Leave every picture out and write out the records below exactly.

* * * * * * *

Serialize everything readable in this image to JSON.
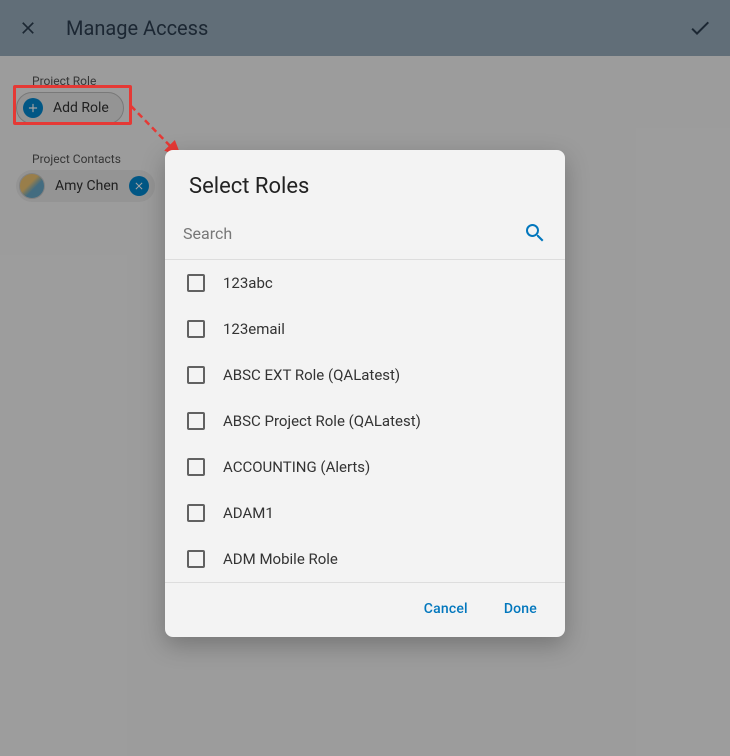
{
  "header": {
    "title": "Manage Access"
  },
  "sections": {
    "project_role_label": "Project Role",
    "add_role_label": "Add Role",
    "project_contacts_label": "Project Contacts"
  },
  "contacts": [
    {
      "name": "Amy Chen"
    }
  ],
  "dialog": {
    "title": "Select Roles",
    "search_placeholder": "Search",
    "roles": [
      {
        "label": "123abc",
        "checked": false
      },
      {
        "label": "123email",
        "checked": false
      },
      {
        "label": "ABSC EXT Role (QALatest)",
        "checked": false
      },
      {
        "label": "ABSC Project Role (QALatest)",
        "checked": false
      },
      {
        "label": "ACCOUNTING (Alerts)",
        "checked": false
      },
      {
        "label": "ADAM1",
        "checked": false
      },
      {
        "label": "ADM Mobile Role",
        "checked": false
      }
    ],
    "cancel_label": "Cancel",
    "done_label": "Done"
  },
  "colors": {
    "highlight": "#e53935",
    "primary": "#0277bd"
  }
}
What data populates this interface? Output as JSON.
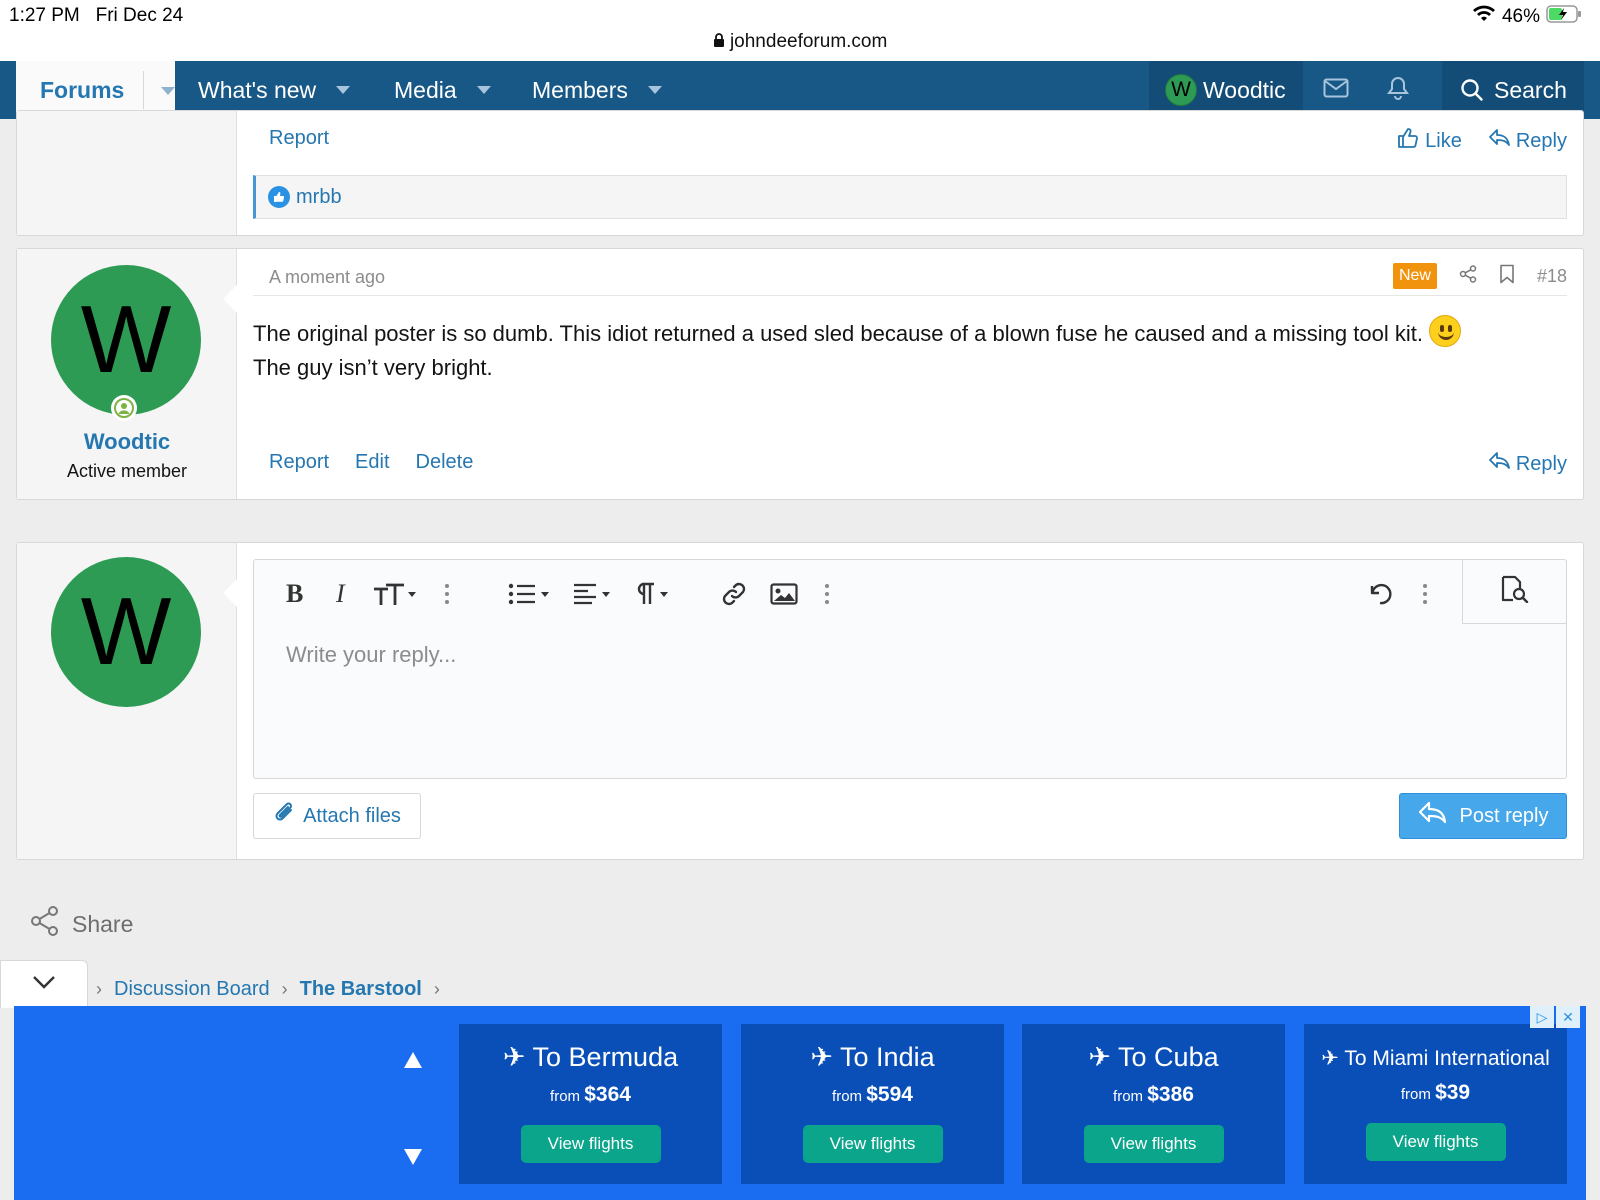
{
  "status": {
    "time": "1:27 PM",
    "date": "Fri Dec 24",
    "url": "johndeeforum.com",
    "battery": "46%"
  },
  "nav": {
    "forums": "Forums",
    "whats_new": "What's new",
    "media": "Media",
    "members": "Members",
    "user_initial": "W",
    "user_name": "Woodtic",
    "search": "Search"
  },
  "prev_post": {
    "report": "Report",
    "like": "Like",
    "reply": "Reply",
    "reactor": "mrbb"
  },
  "post": {
    "avatar_initial": "W",
    "username": "Woodtic",
    "user_title": "Active member",
    "time": "A moment ago",
    "badge": "New",
    "number": "#18",
    "text": "The original poster is so dumb. This idiot returned a used sled because of a blown fuse he caused and a missing tool kit.",
    "text2": "The guy isn’t very bright.",
    "report": "Report",
    "edit": "Edit",
    "delete": "Delete",
    "reply": "Reply"
  },
  "reply_box": {
    "avatar_initial": "W",
    "placeholder": "Write your reply...",
    "attach": "Attach files",
    "post_reply": "Post reply"
  },
  "share": "Share",
  "breadcrumbs": [
    "Discussion Board",
    "The Barstool"
  ],
  "ad": {
    "cards": [
      {
        "dest": "To Bermuda",
        "from": "from",
        "price": "$364",
        "cta": "View flights"
      },
      {
        "dest": "To India",
        "from": "from",
        "price": "$594",
        "cta": "View flights"
      },
      {
        "dest": "To Cuba",
        "from": "from",
        "price": "$386",
        "cta": "View flights"
      },
      {
        "dest": "To Miami International",
        "from": "from",
        "price": "$39",
        "cta": "View flights"
      }
    ]
  }
}
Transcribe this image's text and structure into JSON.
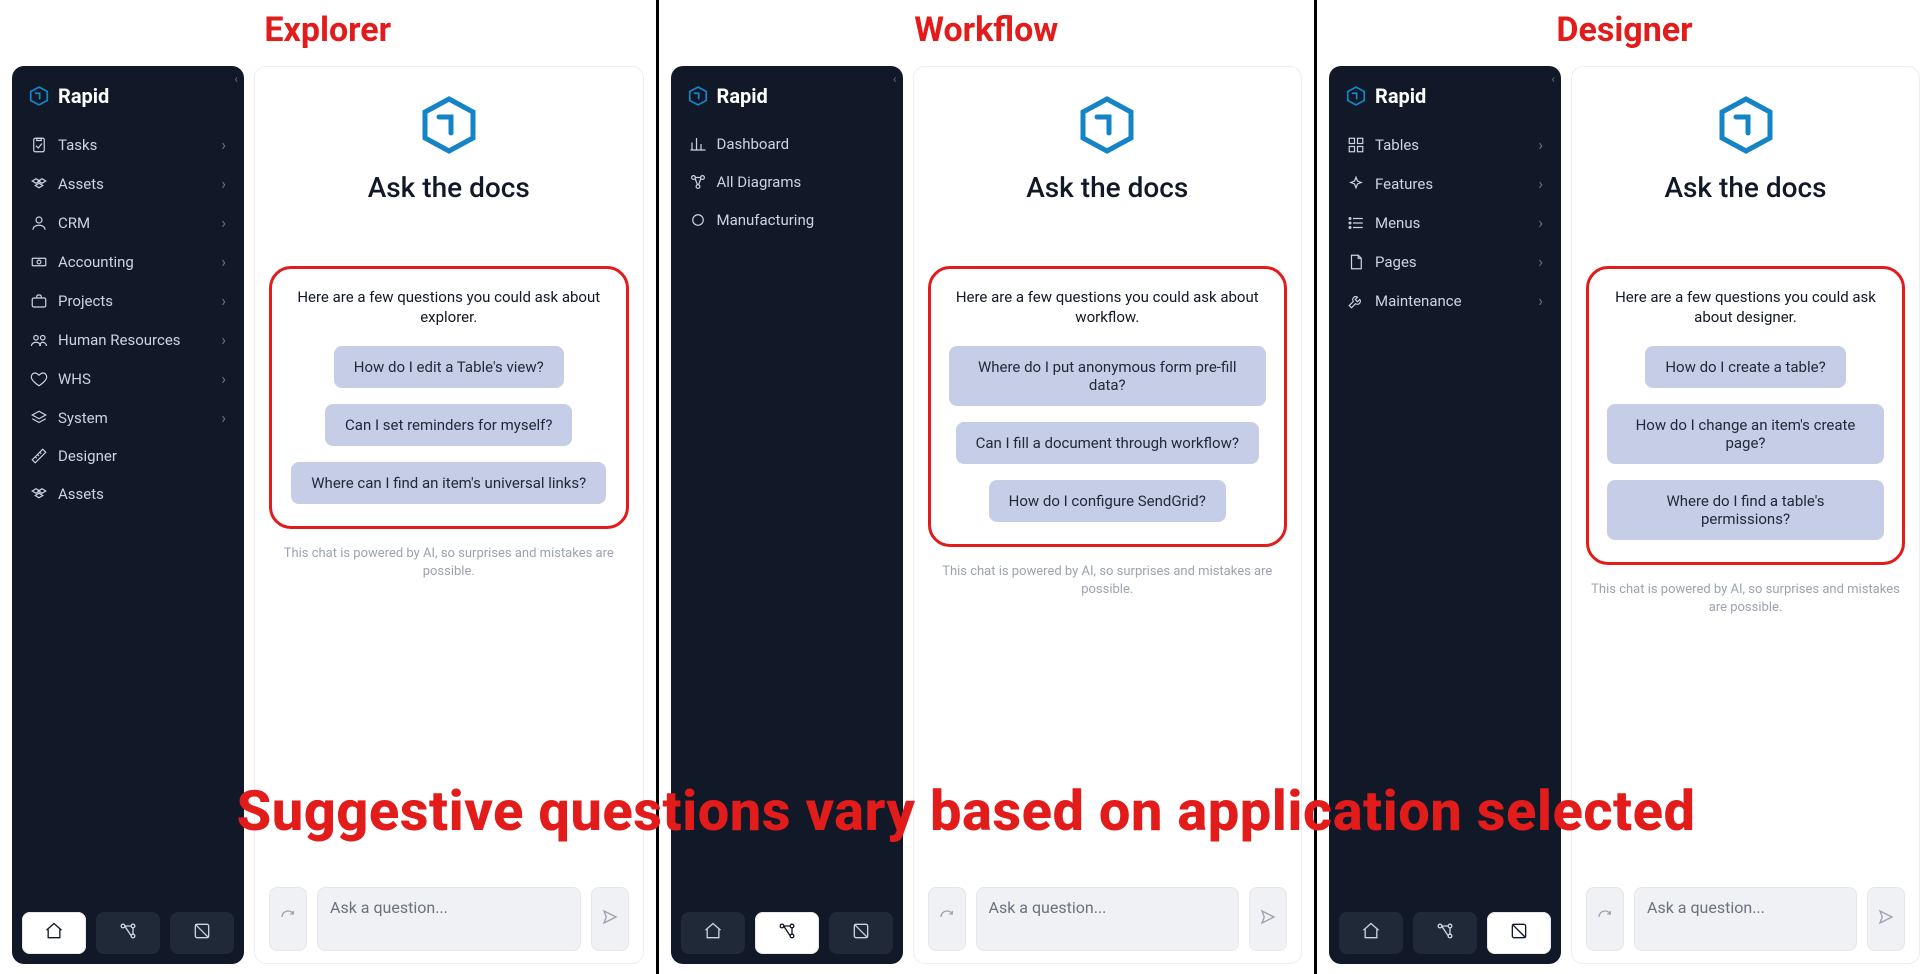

* * * * * * *

# [Answer to this problem]
Serialize everything readable in this image to JSON.
{
  "header": {
    "title": "Manage Access"
  },
  "sections": {
    "project_role_label": "Project Role",
    "add_role_label": "Add Role",
    "project_contacts_label": "Project Contacts"
  },
  "contacts": [
    {
      "name": "Amy Chen"
    }
  ],
  "dialog": {
    "title": "Select Roles",
    "search_placeholder": "Search",
    "roles": [
      {
        "label": "123abc",
        "checked": false
      },
      {
        "label": "123email",
        "checked": false
      },
      {
        "label": "ABSC EXT Role (QALatest)",
        "checked": false
      },
      {
        "label": "ABSC Project Role (QALatest)",
        "checked": false
      },
      {
        "label": "ACCOUNTING (Alerts)",
        "checked": false
      },
      {
        "label": "ADAM1",
        "checked": false
      },
      {
        "label": "ADM Mobile Role",
        "checked": false
      }
    ],
    "cancel_label": "Cancel",
    "done_label": "Done"
  },
  "colors": {
    "highlight": "#e53935",
    "primary": "#0277bd"
  }
}
What data populates this interface? Output as JSON.
{
  "status": {
    "time": "1:27 PM",
    "date": "Fri Dec 24",
    "url": "johndeeforum.com",
    "battery": "46%"
  },
  "nav": {
    "forums": "Forums",
    "whats_new": "What's new",
    "media": "Media",
    "members": "Members",
    "user_initial": "W",
    "user_name": "Woodtic",
    "search": "Search"
  },
  "prev_post": {
    "report": "Report",
    "like": "Like",
    "reply": "Reply",
    "reactor": "mrbb"
  },
  "post": {
    "avatar_initial": "W",
    "username": "Woodtic",
    "user_title": "Active member",
    "time": "A moment ago",
    "badge": "New",
    "number": "#18",
    "text": "The original poster is so dumb. This idiot returned a used sled because of a blown fuse he caused and a missing tool kit.",
    "text2": "The guy isn’t very bright.",
    "report": "Report",
    "edit": "Edit",
    "delete": "Delete",
    "reply": "Reply"
  },
  "reply_box": {
    "avatar_initial": "W",
    "placeholder": "Write your reply...",
    "attach": "Attach files",
    "post_reply": "Post reply"
  },
  "share": "Share",
  "breadcrumbs": [
    "Discussion Board",
    "The Barstool"
  ],
  "ad": {
    "cards": [
      {
        "dest": "To Bermuda",
        "from": "from",
        "price": "$364",
        "cta": "View flights"
      },
      {
        "dest": "To India",
        "from": "from",
        "price": "$594",
        "cta": "View flights"
      },
      {
        "dest": "To Cuba",
        "from": "from",
        "price": "$386",
        "cta": "View flights"
      },
      {
        "dest": "To Miami International",
        "from": "from",
        "price": "$39",
        "cta": "View flights"
      }
    ]
  }
}
Transcribe this image's text and structure into JSON.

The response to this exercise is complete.